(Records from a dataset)
/---
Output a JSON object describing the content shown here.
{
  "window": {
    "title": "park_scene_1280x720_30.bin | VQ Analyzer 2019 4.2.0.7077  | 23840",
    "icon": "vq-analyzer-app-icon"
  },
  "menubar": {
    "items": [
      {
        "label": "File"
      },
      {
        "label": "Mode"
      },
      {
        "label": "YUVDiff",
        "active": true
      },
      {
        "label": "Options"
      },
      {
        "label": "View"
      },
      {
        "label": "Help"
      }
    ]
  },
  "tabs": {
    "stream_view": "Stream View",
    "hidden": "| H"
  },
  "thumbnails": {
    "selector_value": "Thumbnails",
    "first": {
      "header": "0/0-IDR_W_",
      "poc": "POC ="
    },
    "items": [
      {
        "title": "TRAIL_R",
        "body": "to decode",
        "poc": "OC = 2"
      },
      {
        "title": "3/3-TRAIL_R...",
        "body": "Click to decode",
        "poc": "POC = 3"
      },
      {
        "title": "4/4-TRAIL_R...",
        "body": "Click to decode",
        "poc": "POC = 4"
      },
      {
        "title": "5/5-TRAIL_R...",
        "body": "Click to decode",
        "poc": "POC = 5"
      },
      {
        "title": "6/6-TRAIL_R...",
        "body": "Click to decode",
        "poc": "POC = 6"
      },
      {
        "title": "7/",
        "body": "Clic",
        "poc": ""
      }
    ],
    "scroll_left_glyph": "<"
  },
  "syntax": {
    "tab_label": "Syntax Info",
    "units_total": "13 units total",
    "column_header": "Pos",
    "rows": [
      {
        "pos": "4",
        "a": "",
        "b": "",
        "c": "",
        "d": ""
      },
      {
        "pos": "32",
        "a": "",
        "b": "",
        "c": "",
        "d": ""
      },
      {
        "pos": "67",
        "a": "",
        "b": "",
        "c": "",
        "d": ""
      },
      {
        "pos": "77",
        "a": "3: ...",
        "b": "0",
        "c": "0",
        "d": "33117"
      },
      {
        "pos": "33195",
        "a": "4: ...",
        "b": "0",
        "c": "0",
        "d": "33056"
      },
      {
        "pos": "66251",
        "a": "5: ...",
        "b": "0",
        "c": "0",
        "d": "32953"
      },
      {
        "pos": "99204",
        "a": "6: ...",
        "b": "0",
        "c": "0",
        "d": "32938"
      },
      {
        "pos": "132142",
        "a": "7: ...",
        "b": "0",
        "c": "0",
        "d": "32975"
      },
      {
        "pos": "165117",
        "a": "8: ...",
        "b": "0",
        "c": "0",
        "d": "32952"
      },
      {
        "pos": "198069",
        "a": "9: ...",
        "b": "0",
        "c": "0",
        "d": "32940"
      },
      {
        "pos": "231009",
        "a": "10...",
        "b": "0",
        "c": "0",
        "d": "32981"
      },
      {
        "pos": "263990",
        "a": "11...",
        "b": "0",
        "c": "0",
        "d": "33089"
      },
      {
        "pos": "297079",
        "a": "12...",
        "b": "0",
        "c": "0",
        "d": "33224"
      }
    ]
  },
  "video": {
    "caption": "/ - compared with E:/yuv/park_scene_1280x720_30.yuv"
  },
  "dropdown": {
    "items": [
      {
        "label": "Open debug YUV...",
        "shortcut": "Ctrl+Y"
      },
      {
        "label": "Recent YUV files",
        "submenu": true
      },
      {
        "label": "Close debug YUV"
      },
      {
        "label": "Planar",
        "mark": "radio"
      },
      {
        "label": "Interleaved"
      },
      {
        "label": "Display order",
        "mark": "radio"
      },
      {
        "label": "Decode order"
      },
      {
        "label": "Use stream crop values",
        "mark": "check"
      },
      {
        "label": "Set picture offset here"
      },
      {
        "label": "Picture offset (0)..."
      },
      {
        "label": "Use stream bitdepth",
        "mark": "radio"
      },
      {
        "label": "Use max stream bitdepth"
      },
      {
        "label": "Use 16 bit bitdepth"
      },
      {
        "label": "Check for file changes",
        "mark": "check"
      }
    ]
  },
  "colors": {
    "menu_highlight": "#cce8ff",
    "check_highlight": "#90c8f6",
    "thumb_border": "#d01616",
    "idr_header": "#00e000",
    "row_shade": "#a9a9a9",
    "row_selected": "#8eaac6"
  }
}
\---
/---
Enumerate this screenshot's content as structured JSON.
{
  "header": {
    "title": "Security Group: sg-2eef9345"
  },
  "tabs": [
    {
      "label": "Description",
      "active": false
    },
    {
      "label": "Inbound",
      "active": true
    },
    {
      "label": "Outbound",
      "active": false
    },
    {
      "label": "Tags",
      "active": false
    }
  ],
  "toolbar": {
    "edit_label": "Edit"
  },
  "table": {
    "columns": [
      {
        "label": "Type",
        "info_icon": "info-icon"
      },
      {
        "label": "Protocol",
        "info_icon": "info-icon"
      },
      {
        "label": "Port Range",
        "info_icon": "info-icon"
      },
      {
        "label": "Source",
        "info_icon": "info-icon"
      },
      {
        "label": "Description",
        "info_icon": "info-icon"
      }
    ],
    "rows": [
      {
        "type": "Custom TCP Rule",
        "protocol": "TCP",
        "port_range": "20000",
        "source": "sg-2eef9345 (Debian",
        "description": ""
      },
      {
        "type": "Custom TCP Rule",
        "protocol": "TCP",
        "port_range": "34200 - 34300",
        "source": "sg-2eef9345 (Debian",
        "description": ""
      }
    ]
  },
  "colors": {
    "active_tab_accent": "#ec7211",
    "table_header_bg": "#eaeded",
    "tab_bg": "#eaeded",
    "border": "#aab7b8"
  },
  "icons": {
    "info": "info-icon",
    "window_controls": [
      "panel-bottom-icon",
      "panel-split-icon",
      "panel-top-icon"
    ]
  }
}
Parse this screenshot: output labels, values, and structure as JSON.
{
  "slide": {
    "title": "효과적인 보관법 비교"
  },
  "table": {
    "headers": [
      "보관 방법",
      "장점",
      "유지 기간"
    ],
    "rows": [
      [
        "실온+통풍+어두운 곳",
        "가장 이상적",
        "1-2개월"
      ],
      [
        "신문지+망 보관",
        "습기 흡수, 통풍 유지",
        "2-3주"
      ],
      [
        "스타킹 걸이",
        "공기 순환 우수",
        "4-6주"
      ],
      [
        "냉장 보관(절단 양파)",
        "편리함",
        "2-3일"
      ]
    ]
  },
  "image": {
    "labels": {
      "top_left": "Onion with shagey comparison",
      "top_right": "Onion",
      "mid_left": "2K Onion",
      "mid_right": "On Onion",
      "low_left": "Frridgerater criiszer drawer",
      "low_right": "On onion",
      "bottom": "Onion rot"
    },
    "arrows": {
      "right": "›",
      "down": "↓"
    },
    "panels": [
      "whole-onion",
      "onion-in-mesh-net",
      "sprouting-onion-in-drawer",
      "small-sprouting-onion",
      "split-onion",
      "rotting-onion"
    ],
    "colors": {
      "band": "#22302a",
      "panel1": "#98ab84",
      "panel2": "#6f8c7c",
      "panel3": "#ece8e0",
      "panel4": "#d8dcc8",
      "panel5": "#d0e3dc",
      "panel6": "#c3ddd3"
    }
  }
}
\---
CHALLENGE | Gather all lines from the records above in which "values" appears.

ANSWER TO THE EXERCISE |
        "label": "Use stream crop values",
Parse this screenshot: output labels, values, and structure as JSON.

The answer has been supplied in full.